> [STATED EXERCISE]:
Find each line with the word "text" and say how many there are, nothing else.
◇ ◇ ◇ ◇ ◇ ◇ ◇
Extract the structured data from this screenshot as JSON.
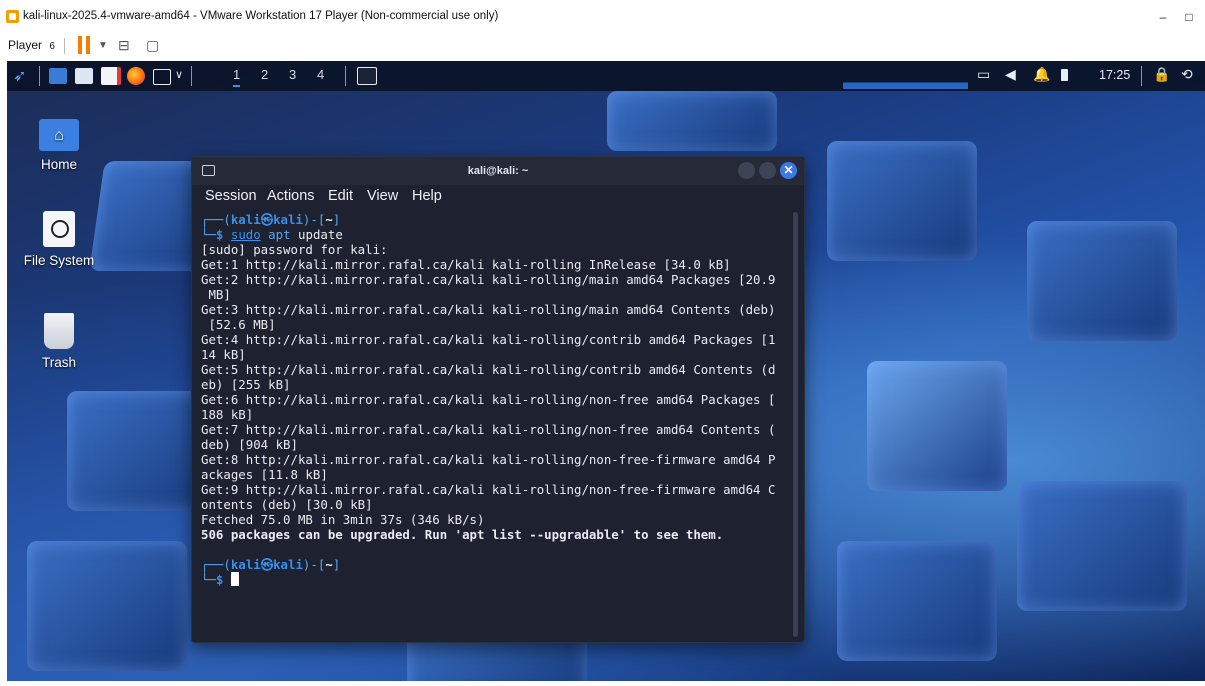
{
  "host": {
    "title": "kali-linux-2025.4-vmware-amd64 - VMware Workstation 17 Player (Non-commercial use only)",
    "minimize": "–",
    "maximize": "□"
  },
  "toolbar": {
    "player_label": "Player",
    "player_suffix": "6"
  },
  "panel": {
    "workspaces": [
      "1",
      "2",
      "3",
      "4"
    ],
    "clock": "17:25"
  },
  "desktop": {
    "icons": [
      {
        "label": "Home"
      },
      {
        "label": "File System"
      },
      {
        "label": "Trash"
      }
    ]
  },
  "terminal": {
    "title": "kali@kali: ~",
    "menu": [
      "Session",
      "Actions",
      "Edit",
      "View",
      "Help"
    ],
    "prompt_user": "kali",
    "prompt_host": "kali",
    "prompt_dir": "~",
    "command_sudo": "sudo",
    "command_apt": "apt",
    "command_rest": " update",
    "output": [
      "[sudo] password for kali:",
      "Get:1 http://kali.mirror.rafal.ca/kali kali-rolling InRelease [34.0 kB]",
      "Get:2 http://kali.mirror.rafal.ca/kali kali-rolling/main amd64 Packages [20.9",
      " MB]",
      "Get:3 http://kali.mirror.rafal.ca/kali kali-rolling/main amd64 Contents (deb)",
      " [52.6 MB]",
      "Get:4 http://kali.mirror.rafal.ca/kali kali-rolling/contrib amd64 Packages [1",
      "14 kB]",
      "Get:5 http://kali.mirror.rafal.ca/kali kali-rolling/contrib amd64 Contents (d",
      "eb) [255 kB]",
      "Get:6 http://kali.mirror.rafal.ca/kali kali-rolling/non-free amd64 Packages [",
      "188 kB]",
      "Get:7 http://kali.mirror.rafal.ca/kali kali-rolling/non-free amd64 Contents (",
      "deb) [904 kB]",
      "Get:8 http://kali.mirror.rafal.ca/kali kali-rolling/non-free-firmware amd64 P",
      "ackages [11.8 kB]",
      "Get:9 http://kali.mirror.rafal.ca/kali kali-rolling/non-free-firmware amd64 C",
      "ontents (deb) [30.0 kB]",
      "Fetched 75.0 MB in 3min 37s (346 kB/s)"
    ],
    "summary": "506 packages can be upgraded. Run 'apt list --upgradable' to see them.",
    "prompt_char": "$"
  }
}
◇ ◇ ◇ ◇ ◇ ◇ ◇
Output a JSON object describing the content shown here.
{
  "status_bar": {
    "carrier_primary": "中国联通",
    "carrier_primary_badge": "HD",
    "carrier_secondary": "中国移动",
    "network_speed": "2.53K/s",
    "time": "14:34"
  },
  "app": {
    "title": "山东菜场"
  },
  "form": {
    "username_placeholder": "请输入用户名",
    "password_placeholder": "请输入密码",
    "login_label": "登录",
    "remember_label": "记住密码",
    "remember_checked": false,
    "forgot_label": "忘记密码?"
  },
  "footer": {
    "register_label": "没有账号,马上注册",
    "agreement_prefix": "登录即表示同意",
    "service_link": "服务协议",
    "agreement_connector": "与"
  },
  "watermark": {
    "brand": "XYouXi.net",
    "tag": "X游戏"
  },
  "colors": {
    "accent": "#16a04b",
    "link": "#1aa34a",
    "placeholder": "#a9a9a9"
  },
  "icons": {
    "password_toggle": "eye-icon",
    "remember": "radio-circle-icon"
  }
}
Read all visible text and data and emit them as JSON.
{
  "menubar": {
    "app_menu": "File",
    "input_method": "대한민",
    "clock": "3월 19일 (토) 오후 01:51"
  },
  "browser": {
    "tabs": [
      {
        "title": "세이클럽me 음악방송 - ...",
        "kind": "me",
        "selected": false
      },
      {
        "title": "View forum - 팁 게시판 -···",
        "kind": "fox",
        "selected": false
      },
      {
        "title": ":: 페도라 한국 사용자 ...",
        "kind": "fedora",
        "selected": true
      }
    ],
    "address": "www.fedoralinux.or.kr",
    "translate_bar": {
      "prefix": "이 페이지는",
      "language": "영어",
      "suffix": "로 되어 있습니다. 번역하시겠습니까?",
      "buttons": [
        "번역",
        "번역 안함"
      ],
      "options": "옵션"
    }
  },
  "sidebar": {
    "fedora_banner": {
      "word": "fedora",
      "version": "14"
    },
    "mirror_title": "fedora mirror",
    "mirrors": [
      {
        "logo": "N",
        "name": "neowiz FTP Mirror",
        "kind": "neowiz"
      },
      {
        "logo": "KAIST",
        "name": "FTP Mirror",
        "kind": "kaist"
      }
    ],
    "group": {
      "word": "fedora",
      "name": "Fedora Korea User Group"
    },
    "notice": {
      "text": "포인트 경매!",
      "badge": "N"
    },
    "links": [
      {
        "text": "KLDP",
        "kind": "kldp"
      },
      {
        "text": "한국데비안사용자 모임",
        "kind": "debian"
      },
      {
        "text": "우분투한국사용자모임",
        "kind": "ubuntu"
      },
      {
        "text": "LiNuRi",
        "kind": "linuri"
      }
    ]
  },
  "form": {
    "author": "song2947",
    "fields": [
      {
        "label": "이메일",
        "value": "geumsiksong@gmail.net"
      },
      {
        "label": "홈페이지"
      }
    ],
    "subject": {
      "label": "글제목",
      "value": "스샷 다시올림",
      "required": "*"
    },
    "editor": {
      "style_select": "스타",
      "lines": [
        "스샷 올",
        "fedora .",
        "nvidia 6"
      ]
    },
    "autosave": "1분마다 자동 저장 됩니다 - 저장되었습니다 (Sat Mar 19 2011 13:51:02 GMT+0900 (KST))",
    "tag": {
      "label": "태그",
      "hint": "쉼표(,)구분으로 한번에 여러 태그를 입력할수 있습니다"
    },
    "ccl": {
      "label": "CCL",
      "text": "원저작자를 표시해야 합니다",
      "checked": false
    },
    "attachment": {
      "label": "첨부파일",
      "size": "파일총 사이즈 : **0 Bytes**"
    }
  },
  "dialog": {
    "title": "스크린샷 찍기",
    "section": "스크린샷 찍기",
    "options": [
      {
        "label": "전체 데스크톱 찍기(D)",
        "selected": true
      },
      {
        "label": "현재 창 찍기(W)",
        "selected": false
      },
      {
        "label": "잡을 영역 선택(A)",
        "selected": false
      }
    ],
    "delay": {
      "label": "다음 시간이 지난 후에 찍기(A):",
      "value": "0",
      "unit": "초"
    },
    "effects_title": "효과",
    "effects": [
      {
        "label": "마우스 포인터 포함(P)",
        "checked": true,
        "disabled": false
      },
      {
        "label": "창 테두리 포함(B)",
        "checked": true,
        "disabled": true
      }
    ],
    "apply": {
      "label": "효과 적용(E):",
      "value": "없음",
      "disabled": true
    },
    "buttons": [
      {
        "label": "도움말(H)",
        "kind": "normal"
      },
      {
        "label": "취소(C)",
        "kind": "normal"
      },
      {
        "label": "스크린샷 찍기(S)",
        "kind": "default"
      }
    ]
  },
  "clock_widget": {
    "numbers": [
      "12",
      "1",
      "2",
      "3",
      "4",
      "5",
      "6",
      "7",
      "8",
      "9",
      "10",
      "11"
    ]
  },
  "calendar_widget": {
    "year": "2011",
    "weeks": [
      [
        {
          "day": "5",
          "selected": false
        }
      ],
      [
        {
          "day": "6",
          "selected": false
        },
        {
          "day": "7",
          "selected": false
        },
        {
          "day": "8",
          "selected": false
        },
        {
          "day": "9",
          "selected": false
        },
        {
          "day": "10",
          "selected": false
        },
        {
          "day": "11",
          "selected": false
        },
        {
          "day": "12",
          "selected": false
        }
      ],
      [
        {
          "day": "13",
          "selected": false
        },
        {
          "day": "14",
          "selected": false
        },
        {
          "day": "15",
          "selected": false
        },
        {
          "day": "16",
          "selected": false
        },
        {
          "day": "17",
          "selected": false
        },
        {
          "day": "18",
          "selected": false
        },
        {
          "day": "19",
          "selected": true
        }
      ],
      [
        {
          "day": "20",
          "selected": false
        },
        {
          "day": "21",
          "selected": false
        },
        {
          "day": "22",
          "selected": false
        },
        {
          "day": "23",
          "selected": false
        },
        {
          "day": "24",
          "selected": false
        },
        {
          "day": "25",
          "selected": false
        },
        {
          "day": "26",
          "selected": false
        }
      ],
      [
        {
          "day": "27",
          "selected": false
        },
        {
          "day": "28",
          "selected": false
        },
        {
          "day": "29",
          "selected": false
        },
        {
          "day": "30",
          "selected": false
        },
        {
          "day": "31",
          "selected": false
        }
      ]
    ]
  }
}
◇ ◇ ◇ ◇ ◇ ◇ ◇
> [COMPLETED TASK]:
7